Collection entries
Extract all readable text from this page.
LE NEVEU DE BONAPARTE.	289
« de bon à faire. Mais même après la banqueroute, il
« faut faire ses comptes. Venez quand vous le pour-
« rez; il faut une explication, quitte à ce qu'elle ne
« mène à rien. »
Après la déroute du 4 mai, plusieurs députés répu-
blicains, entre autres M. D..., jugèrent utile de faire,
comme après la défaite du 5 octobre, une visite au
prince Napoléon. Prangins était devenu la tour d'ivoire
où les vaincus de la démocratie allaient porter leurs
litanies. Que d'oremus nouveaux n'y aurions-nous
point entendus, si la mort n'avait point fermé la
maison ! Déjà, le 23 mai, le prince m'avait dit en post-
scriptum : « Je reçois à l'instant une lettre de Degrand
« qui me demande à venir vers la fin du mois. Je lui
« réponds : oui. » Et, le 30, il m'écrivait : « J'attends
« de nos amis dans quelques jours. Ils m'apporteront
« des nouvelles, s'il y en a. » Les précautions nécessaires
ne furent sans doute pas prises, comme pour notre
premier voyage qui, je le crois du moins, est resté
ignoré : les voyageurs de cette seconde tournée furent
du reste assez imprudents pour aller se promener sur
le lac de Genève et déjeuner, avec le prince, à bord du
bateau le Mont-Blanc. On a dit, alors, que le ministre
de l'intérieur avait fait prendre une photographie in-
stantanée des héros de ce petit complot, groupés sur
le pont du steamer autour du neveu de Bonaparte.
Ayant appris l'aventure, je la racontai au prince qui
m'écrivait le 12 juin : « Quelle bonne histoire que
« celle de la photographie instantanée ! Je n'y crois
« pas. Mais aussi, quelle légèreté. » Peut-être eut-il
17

**Task instructions**: Extract every record and return it verbatim.

**Result of the exercise**:
Extract all readable text from this page.
LE NEVEU DE BONAPARTE.	289
« de bon à faire. Mais même après la banqueroute, il
« faut faire ses comptes. Venez quand vous le pour-
« rez; il faut une explication, quitte à ce qu'elle ne
« mène à rien. »
Après la déroute du 4 mai, plusieurs députés répu-
blicains, entre autres M. D..., jugèrent utile de faire,
comme après la défaite du 5 octobre, une visite au
prince Napoléon. Prangins était devenu la tour d'ivoire
où les vaincus de la démocratie allaient porter leurs
litanies. Que d'oremus nouveaux n'y aurions-nous
point entendus, si la mort n'avait point fermé la
maison ! Déjà, le 23 mai, le prince m'avait dit en post-
scriptum : « Je reçois à l'instant une lettre de Degrand
« qui me demande à venir vers la fin du mois. Je lui
« réponds : oui. » Et, le 30, il m'écrivait : « J'attends
« de nos amis dans quelques jours. Ils m'apporteront
« des nouvelles, s'il y en a. » Les précautions nécessaires
ne furent sans doute pas prises, comme pour notre
premier voyage qui, je le crois du moins, est resté
ignoré : les voyageurs de cette seconde tournée furent
du reste assez imprudents pour aller se promener sur
le lac de Genève et déjeuner, avec le prince, à bord du
bateau le Mont-Blanc. On a dit, alors, que le ministre
de l'intérieur avait fait prendre une photographie in-
stantanée des héros de ce petit complot, groupés sur
le pont du steamer autour du neveu de Bonaparte.
Ayant appris l'aventure, je la racontai au prince qui
m'écrivait le 12 juin : « Quelle bonne histoire que
« celle de la photographie instantanée ! Je n'y crois
« pas. Mais aussi, quelle légèreté. » Peut-être eut-il
17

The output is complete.